AIM —
Write every record out again exactly as given.
# RECORDS FOR THIS EXERCISE start
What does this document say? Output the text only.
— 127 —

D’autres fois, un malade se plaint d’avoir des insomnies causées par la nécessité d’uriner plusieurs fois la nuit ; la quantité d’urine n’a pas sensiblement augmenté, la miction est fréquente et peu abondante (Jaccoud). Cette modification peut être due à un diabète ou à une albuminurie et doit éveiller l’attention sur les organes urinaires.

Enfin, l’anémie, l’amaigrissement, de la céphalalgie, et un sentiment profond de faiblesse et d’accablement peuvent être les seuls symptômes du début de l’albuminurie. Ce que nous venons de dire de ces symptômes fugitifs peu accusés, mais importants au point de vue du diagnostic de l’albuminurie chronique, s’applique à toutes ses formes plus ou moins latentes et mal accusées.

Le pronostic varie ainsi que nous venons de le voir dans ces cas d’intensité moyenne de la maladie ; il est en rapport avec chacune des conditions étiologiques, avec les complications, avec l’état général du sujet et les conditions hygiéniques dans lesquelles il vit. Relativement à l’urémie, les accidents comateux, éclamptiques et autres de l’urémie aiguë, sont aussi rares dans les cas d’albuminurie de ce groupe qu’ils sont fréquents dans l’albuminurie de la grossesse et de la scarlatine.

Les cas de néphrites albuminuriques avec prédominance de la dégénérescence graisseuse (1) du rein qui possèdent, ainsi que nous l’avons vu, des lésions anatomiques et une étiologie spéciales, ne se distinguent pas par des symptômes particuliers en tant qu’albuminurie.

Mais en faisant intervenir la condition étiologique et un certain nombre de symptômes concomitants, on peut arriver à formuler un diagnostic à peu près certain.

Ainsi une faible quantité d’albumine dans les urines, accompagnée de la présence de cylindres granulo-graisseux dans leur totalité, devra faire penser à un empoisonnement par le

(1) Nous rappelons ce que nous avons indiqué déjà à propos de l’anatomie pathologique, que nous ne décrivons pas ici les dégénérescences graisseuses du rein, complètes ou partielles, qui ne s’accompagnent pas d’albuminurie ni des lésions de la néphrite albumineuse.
# RECORDS FOR THIS EXERCISE end
WRITTEN ANSWER —
What does this document say? Output the text only.
— 127 —

D’autres fois, un malade se plaint d’avoir des insomnies causées par la nécessité d’uriner plusieurs fois la nuit ; la quantité d’urine n’a pas sensiblement augmenté, la miction est fréquente et peu abondante (Jaccoud). Cette modification peut être due à un diabète ou à une albuminurie et doit éveiller l’attention sur les organes urinaires.

Enfin, l’anémie, l’amaigrissement, de la céphalalgie, et un sentiment profond de faiblesse et d’accablement peuvent être les seuls symptômes du début de l’albuminurie. Ce que nous venons de dire de ces symptômes fugitifs peu accusés, mais importants au point de vue du diagnostic de l’albuminurie chronique, s’applique à toutes ses formes plus ou moins latentes et mal accusées.

Le pronostic varie ainsi que nous venons de le voir dans ces cas d’intensité moyenne de la maladie ; il est en rapport avec chacune des conditions étiologiques, avec les complications, avec l’état général du sujet et les conditions hygiéniques dans lesquelles il vit. Relativement à l’urémie, les accidents comateux, éclamptiques et autres de l’urémie aiguë, sont aussi rares dans les cas d’albuminurie de ce groupe qu’ils sont fréquents dans l’albuminurie de la grossesse et de la scarlatine.

Les cas de néphrites albuminuriques avec prédominance de la dégénérescence graisseuse (1) du rein qui possèdent, ainsi que nous l’avons vu, des lésions anatomiques et une étiologie spéciales, ne se distinguent pas par des symptômes particuliers en tant qu’albuminurie.

Mais en faisant intervenir la condition étiologique et un certain nombre de symptômes concomitants, on peut arriver à formuler un diagnostic à peu près certain.

Ainsi une faible quantité d’albumine dans les urines, accompagnée de la présence de cylindres granulo-graisseux dans leur totalité, devra faire penser à un empoisonnement par le

(1) Nous rappelons ce que nous avons indiqué déjà à propos de l’anatomie pathologique, que nous ne décrivons pas ici les dégénérescences graisseuses du rein, complètes ou partielles, qui ne s’accompagnent pas d’albuminurie ni des lésions de la néphrite albumineuse.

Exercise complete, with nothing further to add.